_What is asked_
Look through the lines below and extract each one that contains "kupić".

⁂

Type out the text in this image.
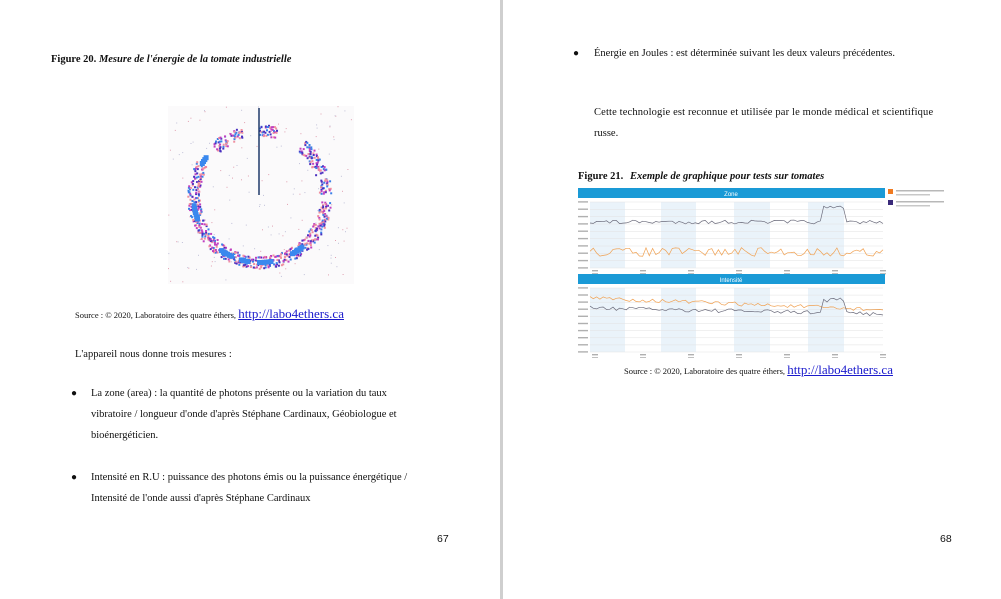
Figure 20. Mesure de l'énergie de la tomate industrielle
Source : © 2020, Laboratoire des quatre éthers, http://labo4ethers.ca
L'appareil nous donne trois mesures :
● La zone (area) : la quantité de photons présente ou la variation du taux
vibratoire / longueur d'onde d'après Stéphane Cardinaux, Géobiologue et
bioénergéticien.
● Intensité en R.U : puissance des photons émis ou la puissance énergétique /
Intensité de l'onde aussi d'après Stéphane Cardinaux
67
● Énergie en Joules : est déterminée suivant les deux valeurs précédentes.
Cette technologie est reconnue et utilisée par le monde médical et scientifique
russe.
Figure 21. Exemple de graphique pour tests sur tomates
Zone
Intensité
Source : © 2020, Laboratoire des quatre éthers, http://labo4ethers.ca
68
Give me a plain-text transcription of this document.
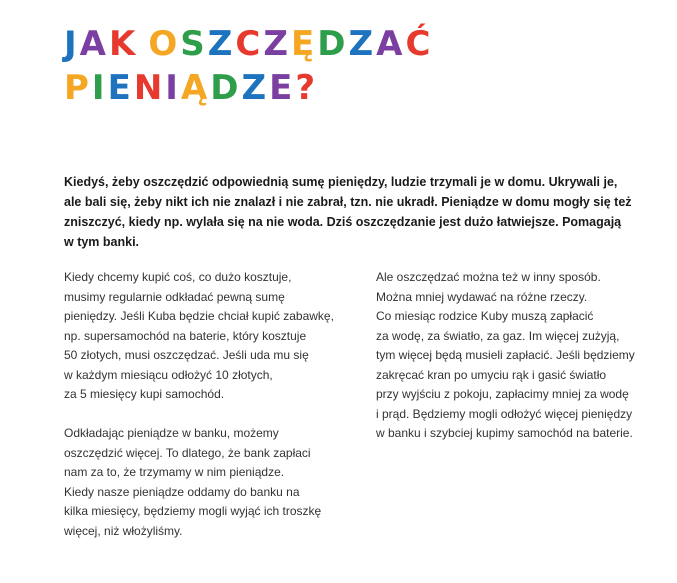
JAK OSZCZĘDZAĆ
PIENIĄDZE?
Kiedyś, żeby oszczędzić odpowiednią sumę pieniędzy, ludzie trzymali je w domu. Ukrywali je,
ale bali się, żeby nikt ich nie znalazł i nie zabrał, tzn. nie ukradł. Pieniądze w domu mogły się też
zniszczyć, kiedy np. wylała się na nie woda. Dziś oszczędzanie jest dużo łatwiejsze. Pomagają
w tym banki.

Kiedy chcemy kupić coś, co dużo kosztuje,
musimy regularnie odkładać pewną sumę
pieniędzy. Jeśli Kuba będzie chciał kupić zabawkę,
np. supersamochód na baterie, który kosztuje
50 złotych, musi oszczędzać. Jeśli uda mu się
w każdym miesiącu odłożyć 10 złotych,
za 5 miesięcy kupi samochód.

Odkładając pieniądze w banku, możemy
oszczędzić więcej. To dlatego, że bank zapłaci
nam za to, że trzymamy w nim pieniądze.
Kiedy nasze pieniądze oddamy do banku na
kilka miesięcy, będziemy mogli wyjąć ich troszkę
więcej, niż włożyliśmy.

Ale oszczędzać można też w inny sposób.
Można mniej wydawać na różne rzeczy.
Co miesiąc rodzice Kuby muszą zapłacić
za wodę, za światło, za gaz. Im więcej zużyją,
tym więcej będą musieli zapłacić. Jeśli będziemy
zakręcać kran po umyciu rąk i gasić światło
przy wyjściu z pokoju, zapłacimy mniej za wodę
i prąd. Będziemy mogli odłożyć więcej pieniędzy
w banku i szybciej kupimy samochód na baterie.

⁂

_Exercise output_
Kiedy chcemy kupić coś, co dużo kosztuje,
pieniędzy. Jeśli Kuba będzie chciał kupić zabawkę,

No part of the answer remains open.